** Start DATA PROVIDED **

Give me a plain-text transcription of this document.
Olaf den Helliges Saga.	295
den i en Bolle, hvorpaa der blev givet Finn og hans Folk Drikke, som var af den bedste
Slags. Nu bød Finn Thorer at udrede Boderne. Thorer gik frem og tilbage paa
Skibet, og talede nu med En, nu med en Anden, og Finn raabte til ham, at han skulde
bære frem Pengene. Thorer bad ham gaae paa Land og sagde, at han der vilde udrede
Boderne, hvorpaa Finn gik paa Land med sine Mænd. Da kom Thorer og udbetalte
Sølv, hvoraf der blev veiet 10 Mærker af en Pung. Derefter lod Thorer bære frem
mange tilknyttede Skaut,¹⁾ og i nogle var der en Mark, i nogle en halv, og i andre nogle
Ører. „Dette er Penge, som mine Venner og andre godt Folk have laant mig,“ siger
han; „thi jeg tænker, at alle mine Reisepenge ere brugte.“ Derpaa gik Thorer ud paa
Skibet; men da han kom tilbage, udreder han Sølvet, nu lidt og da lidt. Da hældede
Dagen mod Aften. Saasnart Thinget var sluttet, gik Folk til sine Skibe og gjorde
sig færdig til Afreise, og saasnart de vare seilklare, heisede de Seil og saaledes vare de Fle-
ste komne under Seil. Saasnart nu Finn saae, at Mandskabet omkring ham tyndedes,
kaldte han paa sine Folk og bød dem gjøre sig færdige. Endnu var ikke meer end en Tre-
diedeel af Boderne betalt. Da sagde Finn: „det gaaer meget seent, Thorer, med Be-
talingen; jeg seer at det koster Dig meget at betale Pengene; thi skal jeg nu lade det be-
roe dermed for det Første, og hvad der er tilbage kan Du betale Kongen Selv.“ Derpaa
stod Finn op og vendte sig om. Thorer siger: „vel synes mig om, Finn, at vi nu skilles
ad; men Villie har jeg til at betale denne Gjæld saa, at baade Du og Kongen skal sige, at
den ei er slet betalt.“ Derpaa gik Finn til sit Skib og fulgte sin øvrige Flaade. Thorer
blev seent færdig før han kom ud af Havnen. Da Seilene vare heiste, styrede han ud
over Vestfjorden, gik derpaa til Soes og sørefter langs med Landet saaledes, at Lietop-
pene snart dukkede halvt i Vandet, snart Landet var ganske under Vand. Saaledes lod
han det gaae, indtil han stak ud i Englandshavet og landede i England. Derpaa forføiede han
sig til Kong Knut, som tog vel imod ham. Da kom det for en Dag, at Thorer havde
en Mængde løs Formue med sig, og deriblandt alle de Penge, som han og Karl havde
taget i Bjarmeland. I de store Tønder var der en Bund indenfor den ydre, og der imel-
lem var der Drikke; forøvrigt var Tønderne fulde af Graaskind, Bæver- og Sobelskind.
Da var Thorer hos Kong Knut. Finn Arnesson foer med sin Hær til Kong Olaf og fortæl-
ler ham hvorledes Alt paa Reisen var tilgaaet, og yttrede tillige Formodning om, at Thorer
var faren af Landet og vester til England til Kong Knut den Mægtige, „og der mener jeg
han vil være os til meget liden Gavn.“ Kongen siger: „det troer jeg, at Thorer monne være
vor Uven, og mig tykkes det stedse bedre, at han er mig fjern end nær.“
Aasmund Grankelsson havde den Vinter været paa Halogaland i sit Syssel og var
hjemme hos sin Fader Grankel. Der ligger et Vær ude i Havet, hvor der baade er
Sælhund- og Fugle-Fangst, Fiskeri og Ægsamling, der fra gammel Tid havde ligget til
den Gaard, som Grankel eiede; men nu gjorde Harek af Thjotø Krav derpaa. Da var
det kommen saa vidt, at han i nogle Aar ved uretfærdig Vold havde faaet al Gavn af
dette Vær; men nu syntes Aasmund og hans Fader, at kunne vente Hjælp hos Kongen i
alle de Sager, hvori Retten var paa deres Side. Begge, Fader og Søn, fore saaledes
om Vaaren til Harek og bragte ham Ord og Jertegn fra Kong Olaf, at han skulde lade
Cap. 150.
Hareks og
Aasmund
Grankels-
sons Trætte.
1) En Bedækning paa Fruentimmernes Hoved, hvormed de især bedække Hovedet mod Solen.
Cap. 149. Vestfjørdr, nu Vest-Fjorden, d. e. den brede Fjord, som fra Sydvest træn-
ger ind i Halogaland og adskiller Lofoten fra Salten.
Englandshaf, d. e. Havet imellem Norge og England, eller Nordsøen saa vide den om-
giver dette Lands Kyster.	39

** End DATA PROVIDED **

→ **TO DO**
From the material above, count the lines that include "gjorde" and give only the total.

→ **THE RESPONSE**
2